• DO THIS
Repeat the records below exactly, leaving out every picture.

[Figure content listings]
## BEGIN

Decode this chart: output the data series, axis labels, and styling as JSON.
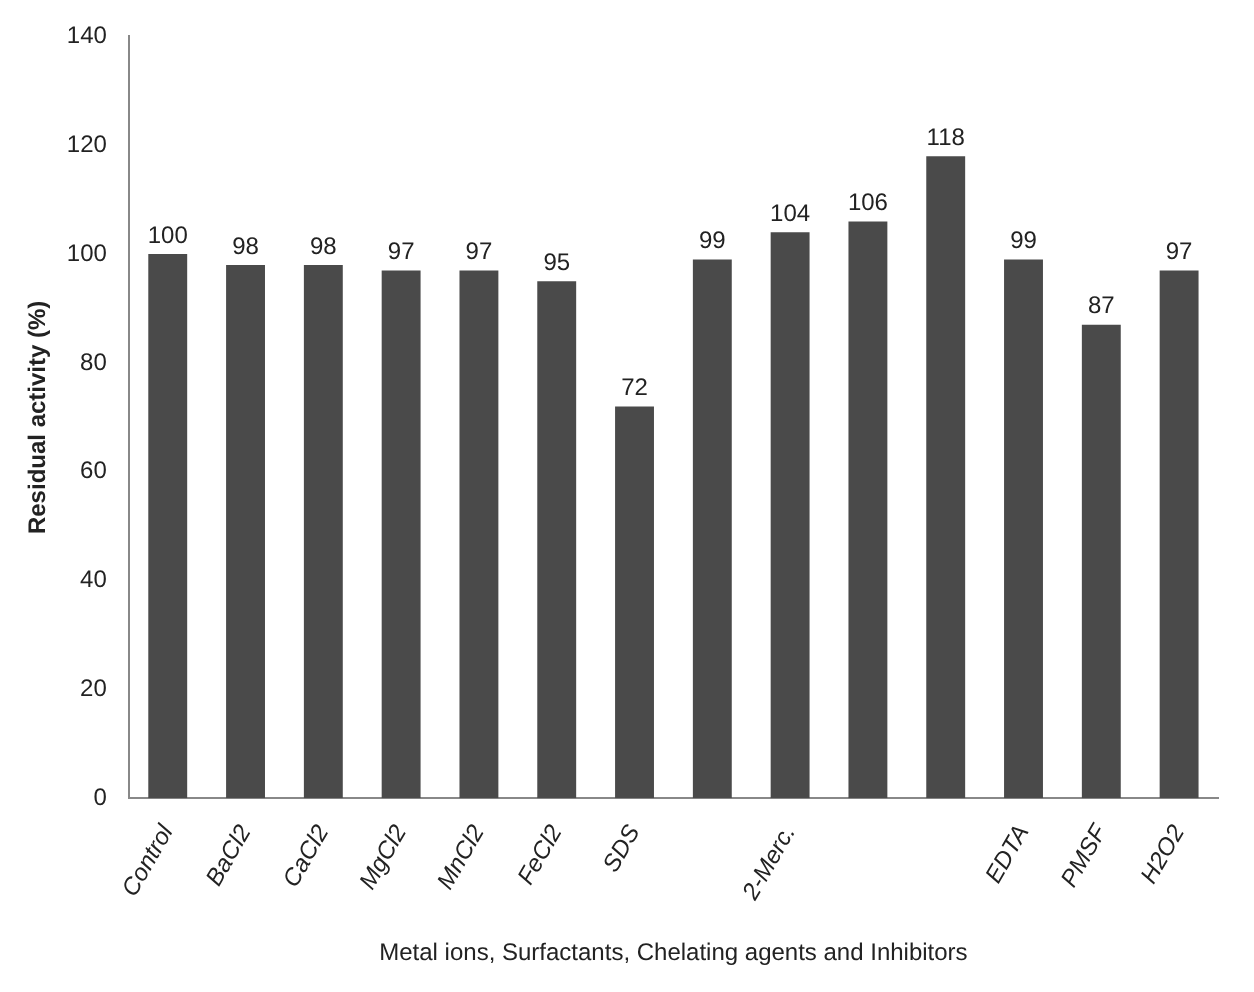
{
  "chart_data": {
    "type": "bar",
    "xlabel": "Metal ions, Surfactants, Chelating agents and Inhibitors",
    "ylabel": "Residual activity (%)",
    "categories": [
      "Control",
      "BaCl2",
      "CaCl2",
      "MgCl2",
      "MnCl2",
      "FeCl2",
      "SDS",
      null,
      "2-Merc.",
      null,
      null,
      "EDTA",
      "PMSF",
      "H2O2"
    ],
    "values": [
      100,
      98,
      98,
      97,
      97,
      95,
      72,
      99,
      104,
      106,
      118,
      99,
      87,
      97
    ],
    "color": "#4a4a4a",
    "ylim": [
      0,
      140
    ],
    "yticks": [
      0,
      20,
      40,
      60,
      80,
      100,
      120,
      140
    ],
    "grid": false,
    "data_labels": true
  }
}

## END

• ANSWER TO THIS PROBLEM
Decode this chart: output the data series, axis labels, and styling as JSON.
{
  "chart_data": {
    "type": "bar",
    "xlabel": "Metal ions, Surfactants, Chelating agents and Inhibitors",
    "ylabel": "Residual activity (%)",
    "categories": [
      "Control",
      "BaCl2",
      "CaCl2",
      "MgCl2",
      "MnCl2",
      "FeCl2",
      "SDS",
      null,
      "2-Merc.",
      null,
      null,
      "EDTA",
      "PMSF",
      "H2O2"
    ],
    "values": [
      100,
      98,
      98,
      97,
      97,
      95,
      72,
      99,
      104,
      106,
      118,
      99,
      87,
      97
    ],
    "color": "#4a4a4a",
    "ylim": [
      0,
      140
    ],
    "yticks": [
      0,
      20,
      40,
      60,
      80,
      100,
      120,
      140
    ],
    "grid": false,
    "data_labels": true
  }
}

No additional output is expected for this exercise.